## [Text section]

-- Opening Marker --

Metabolomics for Drug Discovery

Application of metabolomics in the exploratory stages of drug discovery, particularly in combination with high throughput screening, improves compound/target selection and reduces costs. Lipomic profiling (see Chap. 2) is a particularly powerful tool for drug discovery and target validation because many common disorders such cardiovascular disease, obesity, and diabetes produce changes in lipid metabolism. Throughout the development process, lipomic profiling can be used to evaluate a drug’s effect on metabolic pathways and to quickly identify good drug candidates. A lipomic profile can also eliminate seemingly effective drugs that disturb metabolic pathways to cause adverse effects. Lipomic profiling has the potential to identify toxic effects of drug compounds. Because toxins can alter lipid levels in serum or tissues, assaying for these changes could point out potential pitfalls early in the discovery process.

Biomarkers and Drug Safety Biomarkers of Adverse Drug Reactions

Susceptibility to ADRs varies with genetic make up, age, sex, physiology, exogenous factors, and disease state. The clinical consequences of ADRs range from patient discomfort through serious clinical illness to the occasional fatality. Some facts about ADRs are:

  • • There are 2.2 million hospitalizations due to ADRs per year in the US.

-- Closing Marker --

## [Excerpted data]
-- Opening Marker --

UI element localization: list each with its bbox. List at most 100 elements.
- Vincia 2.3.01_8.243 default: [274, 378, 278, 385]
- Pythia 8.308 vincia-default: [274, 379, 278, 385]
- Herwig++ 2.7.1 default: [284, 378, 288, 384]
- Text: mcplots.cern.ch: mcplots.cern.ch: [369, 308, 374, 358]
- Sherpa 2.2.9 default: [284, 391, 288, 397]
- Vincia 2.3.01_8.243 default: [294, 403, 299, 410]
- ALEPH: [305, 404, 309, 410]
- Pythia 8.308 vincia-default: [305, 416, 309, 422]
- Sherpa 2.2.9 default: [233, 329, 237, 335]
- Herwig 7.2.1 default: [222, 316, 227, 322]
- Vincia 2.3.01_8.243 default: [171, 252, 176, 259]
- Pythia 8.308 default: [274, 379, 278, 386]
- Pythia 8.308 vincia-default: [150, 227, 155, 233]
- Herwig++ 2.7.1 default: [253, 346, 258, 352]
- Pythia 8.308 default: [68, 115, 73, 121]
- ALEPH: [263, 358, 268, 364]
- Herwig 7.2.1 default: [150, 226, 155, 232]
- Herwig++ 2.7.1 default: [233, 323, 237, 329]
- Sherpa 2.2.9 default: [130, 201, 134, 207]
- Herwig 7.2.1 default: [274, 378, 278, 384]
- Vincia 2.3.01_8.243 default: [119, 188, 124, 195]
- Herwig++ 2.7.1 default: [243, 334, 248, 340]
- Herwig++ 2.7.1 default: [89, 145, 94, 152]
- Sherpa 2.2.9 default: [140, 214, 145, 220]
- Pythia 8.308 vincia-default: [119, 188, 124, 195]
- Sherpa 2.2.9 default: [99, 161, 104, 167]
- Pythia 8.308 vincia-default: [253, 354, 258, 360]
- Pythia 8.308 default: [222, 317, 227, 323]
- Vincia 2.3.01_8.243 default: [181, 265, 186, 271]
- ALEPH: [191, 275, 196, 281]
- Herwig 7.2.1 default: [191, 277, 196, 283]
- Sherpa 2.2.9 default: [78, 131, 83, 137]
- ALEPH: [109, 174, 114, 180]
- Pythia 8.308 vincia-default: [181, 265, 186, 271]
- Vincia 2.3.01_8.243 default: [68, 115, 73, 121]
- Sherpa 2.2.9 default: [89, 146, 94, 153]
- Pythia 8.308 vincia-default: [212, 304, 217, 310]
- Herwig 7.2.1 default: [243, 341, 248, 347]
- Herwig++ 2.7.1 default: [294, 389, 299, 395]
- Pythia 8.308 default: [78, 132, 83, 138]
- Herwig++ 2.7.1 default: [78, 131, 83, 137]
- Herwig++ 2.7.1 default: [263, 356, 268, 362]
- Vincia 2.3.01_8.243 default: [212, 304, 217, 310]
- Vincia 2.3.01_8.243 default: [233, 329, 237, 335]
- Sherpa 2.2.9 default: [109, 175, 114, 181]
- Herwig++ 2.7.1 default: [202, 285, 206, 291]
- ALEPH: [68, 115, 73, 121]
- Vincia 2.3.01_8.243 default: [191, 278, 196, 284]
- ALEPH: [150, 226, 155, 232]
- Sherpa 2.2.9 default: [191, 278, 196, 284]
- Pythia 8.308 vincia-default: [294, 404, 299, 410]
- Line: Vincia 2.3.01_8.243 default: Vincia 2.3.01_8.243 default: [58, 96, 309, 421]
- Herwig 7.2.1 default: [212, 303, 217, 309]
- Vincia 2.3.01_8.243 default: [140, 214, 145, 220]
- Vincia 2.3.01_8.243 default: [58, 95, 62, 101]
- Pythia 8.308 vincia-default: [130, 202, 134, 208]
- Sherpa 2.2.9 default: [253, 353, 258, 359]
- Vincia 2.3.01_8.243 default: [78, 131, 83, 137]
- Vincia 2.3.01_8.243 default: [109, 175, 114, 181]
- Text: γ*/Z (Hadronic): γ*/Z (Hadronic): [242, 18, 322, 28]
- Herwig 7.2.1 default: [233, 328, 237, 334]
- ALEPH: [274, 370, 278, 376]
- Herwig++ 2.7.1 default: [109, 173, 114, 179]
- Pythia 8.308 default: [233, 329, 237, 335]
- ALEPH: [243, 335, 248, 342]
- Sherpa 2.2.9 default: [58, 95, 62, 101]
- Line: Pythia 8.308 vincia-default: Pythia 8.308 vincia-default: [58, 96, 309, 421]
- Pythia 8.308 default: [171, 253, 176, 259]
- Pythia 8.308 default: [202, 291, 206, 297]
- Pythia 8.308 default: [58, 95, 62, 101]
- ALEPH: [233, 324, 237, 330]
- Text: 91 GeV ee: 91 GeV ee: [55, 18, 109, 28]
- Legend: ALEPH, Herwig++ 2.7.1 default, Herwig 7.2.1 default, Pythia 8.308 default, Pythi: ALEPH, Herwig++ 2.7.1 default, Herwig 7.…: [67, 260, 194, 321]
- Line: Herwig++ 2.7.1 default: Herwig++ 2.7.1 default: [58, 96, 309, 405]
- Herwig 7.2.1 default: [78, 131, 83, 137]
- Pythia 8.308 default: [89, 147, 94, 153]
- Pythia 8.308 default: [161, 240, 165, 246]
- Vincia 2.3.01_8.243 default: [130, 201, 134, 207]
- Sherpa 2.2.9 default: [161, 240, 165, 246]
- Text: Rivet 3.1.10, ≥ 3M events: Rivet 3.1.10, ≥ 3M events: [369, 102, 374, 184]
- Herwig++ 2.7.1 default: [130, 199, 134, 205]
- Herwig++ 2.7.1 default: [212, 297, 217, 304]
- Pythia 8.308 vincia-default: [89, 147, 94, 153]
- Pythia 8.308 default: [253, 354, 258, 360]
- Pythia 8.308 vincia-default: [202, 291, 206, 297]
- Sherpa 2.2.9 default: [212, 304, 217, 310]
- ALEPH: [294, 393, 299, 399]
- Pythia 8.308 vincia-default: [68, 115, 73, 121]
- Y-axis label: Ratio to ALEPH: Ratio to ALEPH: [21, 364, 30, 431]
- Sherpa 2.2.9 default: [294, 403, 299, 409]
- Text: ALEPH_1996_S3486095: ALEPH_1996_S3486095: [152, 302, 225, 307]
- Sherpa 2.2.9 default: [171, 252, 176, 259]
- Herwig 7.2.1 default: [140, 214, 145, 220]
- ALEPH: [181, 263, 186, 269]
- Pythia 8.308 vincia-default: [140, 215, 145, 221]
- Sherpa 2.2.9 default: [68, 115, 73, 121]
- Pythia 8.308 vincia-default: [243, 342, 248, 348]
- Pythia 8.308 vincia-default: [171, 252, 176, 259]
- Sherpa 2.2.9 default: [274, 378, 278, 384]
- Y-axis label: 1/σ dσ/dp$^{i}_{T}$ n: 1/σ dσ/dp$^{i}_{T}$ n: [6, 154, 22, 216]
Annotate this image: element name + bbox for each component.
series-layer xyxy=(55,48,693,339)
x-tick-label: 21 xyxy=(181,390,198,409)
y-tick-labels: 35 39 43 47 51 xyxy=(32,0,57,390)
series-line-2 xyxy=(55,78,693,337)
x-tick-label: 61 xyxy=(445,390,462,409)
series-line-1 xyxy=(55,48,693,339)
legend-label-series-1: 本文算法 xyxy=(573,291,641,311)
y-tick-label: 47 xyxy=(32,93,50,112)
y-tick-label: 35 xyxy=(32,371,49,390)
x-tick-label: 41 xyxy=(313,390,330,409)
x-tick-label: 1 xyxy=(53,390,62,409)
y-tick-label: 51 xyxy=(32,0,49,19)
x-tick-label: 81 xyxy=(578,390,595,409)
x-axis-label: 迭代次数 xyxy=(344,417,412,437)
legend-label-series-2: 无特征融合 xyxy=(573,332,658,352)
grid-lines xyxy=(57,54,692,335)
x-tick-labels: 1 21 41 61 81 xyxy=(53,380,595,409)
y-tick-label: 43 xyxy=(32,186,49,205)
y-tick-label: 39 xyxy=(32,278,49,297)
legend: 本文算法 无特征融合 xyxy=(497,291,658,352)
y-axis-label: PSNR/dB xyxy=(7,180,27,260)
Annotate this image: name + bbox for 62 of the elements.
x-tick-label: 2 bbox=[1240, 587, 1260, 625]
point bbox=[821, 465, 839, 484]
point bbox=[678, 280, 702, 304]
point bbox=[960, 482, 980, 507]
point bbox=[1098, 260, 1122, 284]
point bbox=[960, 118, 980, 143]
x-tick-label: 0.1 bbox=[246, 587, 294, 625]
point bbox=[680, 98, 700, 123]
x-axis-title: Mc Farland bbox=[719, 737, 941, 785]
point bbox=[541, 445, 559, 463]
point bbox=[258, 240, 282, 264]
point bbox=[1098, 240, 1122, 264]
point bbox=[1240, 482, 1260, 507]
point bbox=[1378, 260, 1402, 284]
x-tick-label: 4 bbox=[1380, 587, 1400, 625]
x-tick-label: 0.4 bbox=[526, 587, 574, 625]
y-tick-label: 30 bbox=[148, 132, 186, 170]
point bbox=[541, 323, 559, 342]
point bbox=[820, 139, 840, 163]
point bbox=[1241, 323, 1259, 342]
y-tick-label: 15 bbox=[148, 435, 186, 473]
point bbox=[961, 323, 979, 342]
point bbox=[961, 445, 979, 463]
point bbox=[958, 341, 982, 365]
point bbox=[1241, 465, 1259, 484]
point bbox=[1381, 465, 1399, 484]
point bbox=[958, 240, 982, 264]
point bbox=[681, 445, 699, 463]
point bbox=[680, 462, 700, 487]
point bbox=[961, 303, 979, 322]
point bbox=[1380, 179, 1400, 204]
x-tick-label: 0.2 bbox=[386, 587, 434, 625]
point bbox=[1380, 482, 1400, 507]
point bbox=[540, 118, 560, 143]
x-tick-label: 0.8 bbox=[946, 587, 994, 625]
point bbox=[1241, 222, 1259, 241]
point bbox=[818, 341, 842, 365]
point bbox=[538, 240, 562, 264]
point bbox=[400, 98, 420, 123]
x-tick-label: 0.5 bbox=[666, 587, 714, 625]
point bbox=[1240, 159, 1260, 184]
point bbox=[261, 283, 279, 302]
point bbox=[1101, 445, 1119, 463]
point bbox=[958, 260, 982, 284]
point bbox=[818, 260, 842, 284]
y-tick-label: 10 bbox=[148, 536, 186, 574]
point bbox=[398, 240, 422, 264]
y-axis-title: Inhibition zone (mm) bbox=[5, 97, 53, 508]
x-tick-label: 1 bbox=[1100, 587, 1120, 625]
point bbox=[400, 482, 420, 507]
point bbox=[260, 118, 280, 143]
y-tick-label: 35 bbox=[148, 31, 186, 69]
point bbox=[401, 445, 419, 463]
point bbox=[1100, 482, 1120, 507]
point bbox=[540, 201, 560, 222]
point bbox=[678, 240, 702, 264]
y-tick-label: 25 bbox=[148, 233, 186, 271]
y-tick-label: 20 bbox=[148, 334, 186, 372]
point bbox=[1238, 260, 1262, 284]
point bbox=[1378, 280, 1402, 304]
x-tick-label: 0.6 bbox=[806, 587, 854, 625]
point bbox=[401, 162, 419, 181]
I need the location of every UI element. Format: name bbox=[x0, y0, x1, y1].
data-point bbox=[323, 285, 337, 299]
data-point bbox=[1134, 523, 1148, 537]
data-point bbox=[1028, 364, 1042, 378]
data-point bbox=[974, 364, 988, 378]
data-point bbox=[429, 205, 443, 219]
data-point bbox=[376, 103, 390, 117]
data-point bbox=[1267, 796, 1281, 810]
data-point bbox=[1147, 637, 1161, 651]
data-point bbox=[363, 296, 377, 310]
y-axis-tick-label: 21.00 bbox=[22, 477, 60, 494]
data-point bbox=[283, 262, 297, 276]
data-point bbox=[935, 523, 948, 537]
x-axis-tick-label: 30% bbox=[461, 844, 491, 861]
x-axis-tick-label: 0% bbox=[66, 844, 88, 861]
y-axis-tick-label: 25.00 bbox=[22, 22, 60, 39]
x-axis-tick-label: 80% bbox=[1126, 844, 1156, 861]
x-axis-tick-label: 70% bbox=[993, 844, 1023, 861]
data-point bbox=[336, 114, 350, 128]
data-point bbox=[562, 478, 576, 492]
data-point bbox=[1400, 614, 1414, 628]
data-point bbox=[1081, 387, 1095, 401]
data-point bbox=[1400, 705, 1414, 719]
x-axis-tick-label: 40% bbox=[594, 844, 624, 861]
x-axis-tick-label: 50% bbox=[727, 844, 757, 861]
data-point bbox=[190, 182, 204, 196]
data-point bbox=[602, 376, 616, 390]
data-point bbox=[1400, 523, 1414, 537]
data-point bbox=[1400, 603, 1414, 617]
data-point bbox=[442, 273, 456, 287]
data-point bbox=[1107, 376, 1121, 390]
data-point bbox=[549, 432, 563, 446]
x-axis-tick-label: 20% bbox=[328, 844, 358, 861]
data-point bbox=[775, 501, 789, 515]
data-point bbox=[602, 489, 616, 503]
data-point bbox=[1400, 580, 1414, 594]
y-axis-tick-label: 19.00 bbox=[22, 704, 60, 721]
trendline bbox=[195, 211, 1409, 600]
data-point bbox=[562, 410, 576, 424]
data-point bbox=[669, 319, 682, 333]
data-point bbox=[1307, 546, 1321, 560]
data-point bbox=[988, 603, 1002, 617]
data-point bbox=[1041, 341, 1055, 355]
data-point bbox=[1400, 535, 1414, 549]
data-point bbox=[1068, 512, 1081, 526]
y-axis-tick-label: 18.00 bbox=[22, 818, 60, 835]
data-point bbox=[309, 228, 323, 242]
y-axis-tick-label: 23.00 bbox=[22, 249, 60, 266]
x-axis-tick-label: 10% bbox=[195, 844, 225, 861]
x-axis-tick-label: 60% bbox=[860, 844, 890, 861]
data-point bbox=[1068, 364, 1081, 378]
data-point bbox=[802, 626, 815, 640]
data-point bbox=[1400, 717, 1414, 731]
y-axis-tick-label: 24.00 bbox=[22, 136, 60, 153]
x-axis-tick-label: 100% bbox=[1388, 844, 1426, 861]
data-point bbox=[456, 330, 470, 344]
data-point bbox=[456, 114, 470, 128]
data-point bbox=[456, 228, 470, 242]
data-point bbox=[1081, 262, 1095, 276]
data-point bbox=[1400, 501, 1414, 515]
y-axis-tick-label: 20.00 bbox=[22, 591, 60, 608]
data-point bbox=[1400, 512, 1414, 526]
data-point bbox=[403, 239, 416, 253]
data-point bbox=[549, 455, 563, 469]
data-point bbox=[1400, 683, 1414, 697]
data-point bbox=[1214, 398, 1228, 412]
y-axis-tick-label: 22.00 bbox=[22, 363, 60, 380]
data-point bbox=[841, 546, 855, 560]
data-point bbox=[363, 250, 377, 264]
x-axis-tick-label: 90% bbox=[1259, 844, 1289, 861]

-- Closing Marker --

## [Set of tasks]
**1)** Return the passage of the metabolomics text starting with "Susceptibility to ADRs" and going on through "year in the US.", copied word for word.
**2)** Carry the text on metabolomics and drug safety forward from its last line.

## [Activity answers]
**1)**
Susceptibility to ADRs varies with genetic make up, age, sex, physiology, exogenous factors, and disease state. The clinical consequences of ADRs range from patient discomfort through serious clinical illness to the occasional fatality. Some facts about ADRs are:

  • • There are 2.2 million hospitalizations due to ADRs per year in the US.

**2)**
  • • Fatal ADRs are the fourth leading cause of death in the US.
  • • ADRs are a serious problem in infants and children.
  • • ADRs are more frequent in the elderly - the fastest growing segment of the population in the US.
  • • Ethnic group may act as a marker for underlying genetic or environmental differences in the susceptibility to ADRs, e.g., during treatment with angiotensin converting enzymes and thrombolytic drugs.

The problems of ADRs in children is being increasingly recognized, and they differ from adult reactions in frequency, nature, and severity. Infants and young children, when exposed to some drugs such as anticholinergic agents, are more likely than adults to develop ADRs, but may also be less susceptible to toxic reactions to other drugs. ADRs in children caused by drugs of abuse are a major problem in the US. Children may be exposed to these drugs through in utero exposure during pregnancy, through breast feeding, and through exposure during adolescence. These ADRs can include effects on the nervous system, cognitive problems, cardiovascular anomalies, and, in the case of second-hand tobacco smoke, an increased risk for sudden infant death syndrome, acute respiratory infections, asthma, middle-ear disease, and multiple sclerosis in children.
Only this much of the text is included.